**Problem requirements:**
Please transcribe the data that follows without the pictures, keeping every word the same.

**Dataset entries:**
*-*-*

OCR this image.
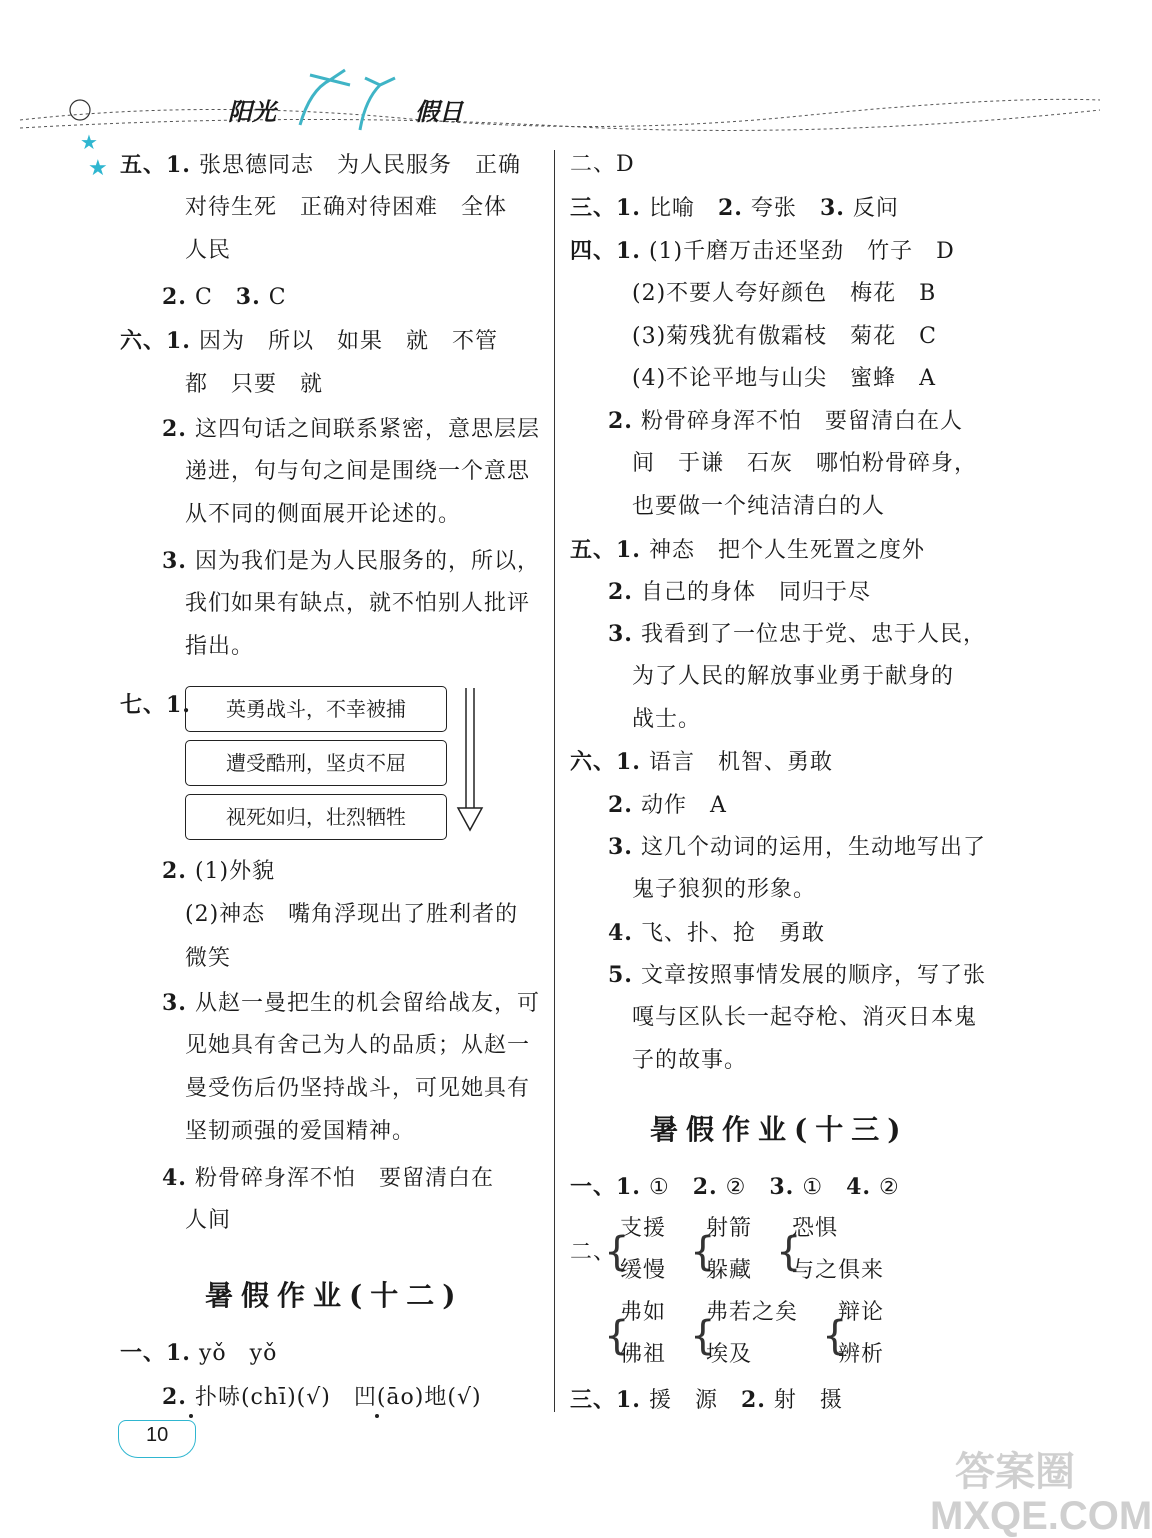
阳光	假日
★
★ 五、1. 张思德同志　为人民服务　正确
对待生死　正确对待困难　全体
人民
2. C　3. C
六、1. 因为　所以　如果　就　不管
都　只要　就
2. 这四句话之间联系紧密，意思层层
递进，句与句之间是围绕一个意思
从不同的侧面展开论述的。
3. 因为我们是为人民服务的，所以，
我们如果有缺点，就不怕别人批评
指出。
七、1.
2. (1)外貌
(2)神态　嘴角浮现出了胜利者的
微笑
3. 从赵一曼把生的机会留给战友，可
见她具有舍己为人的品质；从赵一
曼受伤后仍坚持战斗，可见她具有
坚韧顽强的爱国精神。
4. 粉骨碎身浑不怕　要留清白在
人间
一、1. yǒ　yǒ
2. 扑哧(chī)(√)　凹(āo)地(√)
二、D
三、1. 比喻　2. 夸张　3. 反问
四、1. (1)千磨万击还坚劲　竹子　D
(2)不要人夸好颜色　梅花　B
(3)菊残犹有傲霜枝　菊花　C
(4)不论平地与山尖　蜜蜂　A
2. 粉骨碎身浑不怕　要留清白在人
间　于谦　石灰　哪怕粉骨碎身，
也要做一个纯洁清白的人
五、1. 神态　把个人生死置之度外
2. 自己的身体　同归于尽
3. 我看到了一位忠于党、忠于人民，
为了人民的解放事业勇于献身的
战士。
六、1. 语言　机智、勇敢
2. 动作　A
3. 这几个动词的运用，生动地写出了
鬼子狼狈的形象。
4. 飞、扑、抢　勇敢
5. 文章按照事情发展的顺序，写了张
嘎与区队长一起夺枪、消灭日本鬼
子的故事。
一、1. ①　2. ②　3. ①　4. ②
二、
三、1. 援　源　2. 射　摄
英勇战斗，不幸被捕
遭受酷刑，坚贞不屈
视死如归，壮烈牺牲
暑假作业(十二)
暑假作业(十三)
{ { {
{ {	{
支援
缓慢
射箭
躲藏
恐惧
与之俱来
弗如
佛祖
弗若之矣
埃及
辩论
辨析
10
答案圈 MXQE.COM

*-*-*

**Task solution:**
OCR this image.
阳光	假日
★
★ 五、1. 张思德同志　为人民服务　正确
对待生死　正确对待困难　全体
人民
2. C　3. C
六、1. 因为　所以　如果　就　不管
都　只要　就
2. 这四句话之间联系紧密，意思层层
递进，句与句之间是围绕一个意思
从不同的侧面展开论述的。
3. 因为我们是为人民服务的，所以，
我们如果有缺点，就不怕别人批评
指出。
七、1.
2. (1)外貌
(2)神态　嘴角浮现出了胜利者的
微笑
3. 从赵一曼把生的机会留给战友，可
见她具有舍己为人的品质；从赵一
曼受伤后仍坚持战斗，可见她具有
坚韧顽强的爱国精神。
4. 粉骨碎身浑不怕　要留清白在
人间
一、1. yǒ　yǒ
2. 扑哧(chī)(√)　凹(āo)地(√)
二、D
三、1. 比喻　2. 夸张　3. 反问
四、1. (1)千磨万击还坚劲　竹子　D
(2)不要人夸好颜色　梅花　B
(3)菊残犹有傲霜枝　菊花　C
(4)不论平地与山尖　蜜蜂　A
2. 粉骨碎身浑不怕　要留清白在人
间　于谦　石灰　哪怕粉骨碎身，
也要做一个纯洁清白的人
五、1. 神态　把个人生死置之度外
2. 自己的身体　同归于尽
3. 我看到了一位忠于党、忠于人民，
为了人民的解放事业勇于献身的
战士。
六、1. 语言　机智、勇敢
2. 动作　A
3. 这几个动词的运用，生动地写出了
鬼子狼狈的形象。
4. 飞、扑、抢　勇敢
5. 文章按照事情发展的顺序，写了张
嘎与区队长一起夺枪、消灭日本鬼
子的故事。
一、1. ①　2. ②　3. ①　4. ②
二、
三、1. 援　源　2. 射　摄
英勇战斗，不幸被捕
遭受酷刑，坚贞不屈
视死如归，壮烈牺牲
暑假作业(十二)
暑假作业(十三)
{ { {
{ {	{
支援
缓慢
射箭
躲藏
恐惧
与之俱来
弗如
佛祖
弗若之矣
埃及
辩论
辨析
10
答案圈 MXQE.COM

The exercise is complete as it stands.